• [REQUIREMENTS] Will you write out the data exactly, excluding every picture?

[Stored data entries]

⟨

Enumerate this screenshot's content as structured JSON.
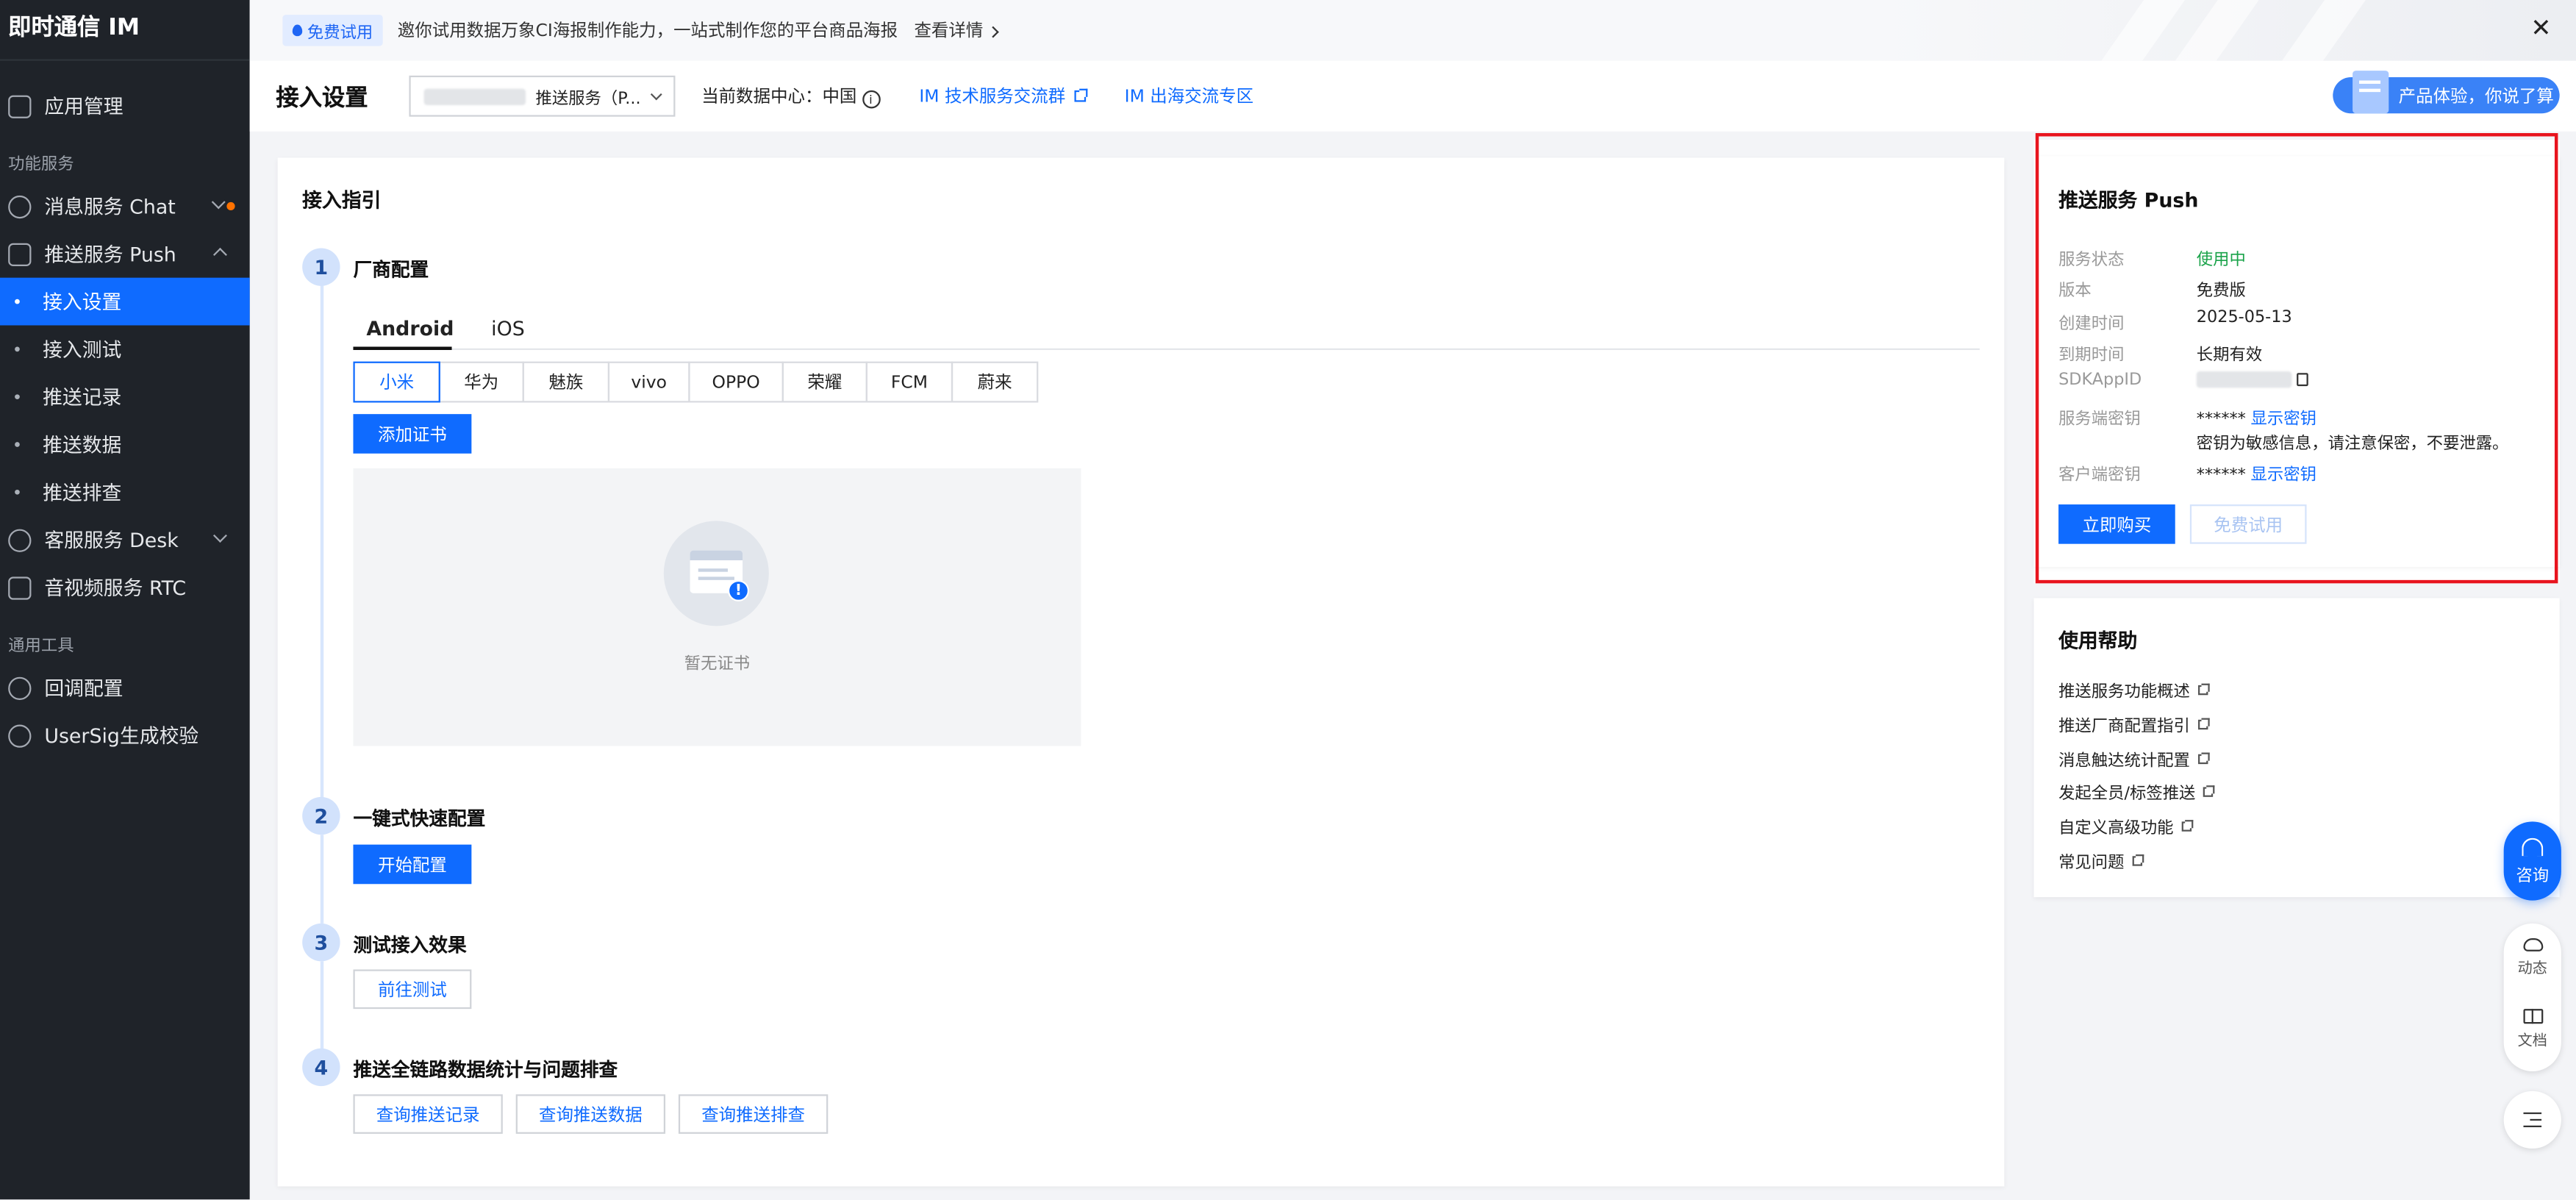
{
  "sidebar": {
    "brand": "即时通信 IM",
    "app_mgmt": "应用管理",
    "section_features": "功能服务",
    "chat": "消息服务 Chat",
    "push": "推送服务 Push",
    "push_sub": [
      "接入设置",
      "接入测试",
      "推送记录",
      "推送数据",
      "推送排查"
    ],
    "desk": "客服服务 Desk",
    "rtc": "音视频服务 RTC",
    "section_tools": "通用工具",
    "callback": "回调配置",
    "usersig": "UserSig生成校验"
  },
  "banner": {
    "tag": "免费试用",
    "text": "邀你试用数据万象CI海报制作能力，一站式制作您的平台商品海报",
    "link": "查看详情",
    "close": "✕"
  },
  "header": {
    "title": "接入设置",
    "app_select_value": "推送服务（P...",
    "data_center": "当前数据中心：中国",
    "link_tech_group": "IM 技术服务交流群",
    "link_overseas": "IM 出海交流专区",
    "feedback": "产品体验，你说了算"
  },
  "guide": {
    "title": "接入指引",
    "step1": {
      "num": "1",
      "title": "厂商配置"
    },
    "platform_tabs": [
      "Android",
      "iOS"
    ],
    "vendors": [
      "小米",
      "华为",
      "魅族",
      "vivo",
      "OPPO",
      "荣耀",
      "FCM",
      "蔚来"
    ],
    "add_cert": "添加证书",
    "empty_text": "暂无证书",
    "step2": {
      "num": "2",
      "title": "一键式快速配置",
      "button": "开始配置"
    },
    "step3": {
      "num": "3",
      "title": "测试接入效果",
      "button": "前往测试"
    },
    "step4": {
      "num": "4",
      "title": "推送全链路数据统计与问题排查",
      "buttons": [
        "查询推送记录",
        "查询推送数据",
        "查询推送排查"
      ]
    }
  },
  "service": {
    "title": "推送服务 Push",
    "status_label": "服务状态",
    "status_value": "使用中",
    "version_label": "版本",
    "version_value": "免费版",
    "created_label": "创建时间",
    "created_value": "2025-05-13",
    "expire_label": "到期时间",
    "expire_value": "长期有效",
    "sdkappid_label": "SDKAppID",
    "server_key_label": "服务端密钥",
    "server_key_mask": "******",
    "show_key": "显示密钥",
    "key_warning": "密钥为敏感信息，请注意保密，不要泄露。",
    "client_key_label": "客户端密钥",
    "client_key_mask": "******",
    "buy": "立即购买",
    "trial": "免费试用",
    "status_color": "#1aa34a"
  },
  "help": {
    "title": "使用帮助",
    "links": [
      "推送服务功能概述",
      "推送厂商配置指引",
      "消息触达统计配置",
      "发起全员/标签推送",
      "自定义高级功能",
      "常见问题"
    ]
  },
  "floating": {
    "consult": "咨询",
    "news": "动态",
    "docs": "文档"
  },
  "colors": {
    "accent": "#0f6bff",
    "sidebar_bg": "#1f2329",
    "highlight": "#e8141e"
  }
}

⟩

• [SOLVED EXERCISE]
Enumerate this screenshot's content as structured JSON.
{
  "sidebar": {
    "brand": "即时通信 IM",
    "app_mgmt": "应用管理",
    "section_features": "功能服务",
    "chat": "消息服务 Chat",
    "push": "推送服务 Push",
    "push_sub": [
      "接入设置",
      "接入测试",
      "推送记录",
      "推送数据",
      "推送排查"
    ],
    "desk": "客服服务 Desk",
    "rtc": "音视频服务 RTC",
    "section_tools": "通用工具",
    "callback": "回调配置",
    "usersig": "UserSig生成校验"
  },
  "banner": {
    "tag": "免费试用",
    "text": "邀你试用数据万象CI海报制作能力，一站式制作您的平台商品海报",
    "link": "查看详情",
    "close": "✕"
  },
  "header": {
    "title": "接入设置",
    "app_select_value": "推送服务（P...",
    "data_center": "当前数据中心：中国",
    "link_tech_group": "IM 技术服务交流群",
    "link_overseas": "IM 出海交流专区",
    "feedback": "产品体验，你说了算"
  },
  "guide": {
    "title": "接入指引",
    "step1": {
      "num": "1",
      "title": "厂商配置"
    },
    "platform_tabs": [
      "Android",
      "iOS"
    ],
    "vendors": [
      "小米",
      "华为",
      "魅族",
      "vivo",
      "OPPO",
      "荣耀",
      "FCM",
      "蔚来"
    ],
    "add_cert": "添加证书",
    "empty_text": "暂无证书",
    "step2": {
      "num": "2",
      "title": "一键式快速配置",
      "button": "开始配置"
    },
    "step3": {
      "num": "3",
      "title": "测试接入效果",
      "button": "前往测试"
    },
    "step4": {
      "num": "4",
      "title": "推送全链路数据统计与问题排查",
      "buttons": [
        "查询推送记录",
        "查询推送数据",
        "查询推送排查"
      ]
    }
  },
  "service": {
    "title": "推送服务 Push",
    "status_label": "服务状态",
    "status_value": "使用中",
    "version_label": "版本",
    "version_value": "免费版",
    "created_label": "创建时间",
    "created_value": "2025-05-13",
    "expire_label": "到期时间",
    "expire_value": "长期有效",
    "sdkappid_label": "SDKAppID",
    "server_key_label": "服务端密钥",
    "server_key_mask": "******",
    "show_key": "显示密钥",
    "key_warning": "密钥为敏感信息，请注意保密，不要泄露。",
    "client_key_label": "客户端密钥",
    "client_key_mask": "******",
    "buy": "立即购买",
    "trial": "免费试用",
    "status_color": "#1aa34a"
  },
  "help": {
    "title": "使用帮助",
    "links": [
      "推送服务功能概述",
      "推送厂商配置指引",
      "消息触达统计配置",
      "发起全员/标签推送",
      "自定义高级功能",
      "常见问题"
    ]
  },
  "floating": {
    "consult": "咨询",
    "news": "动态",
    "docs": "文档"
  },
  "colors": {
    "accent": "#0f6bff",
    "sidebar_bg": "#1f2329",
    "highlight": "#e8141e"
  }
}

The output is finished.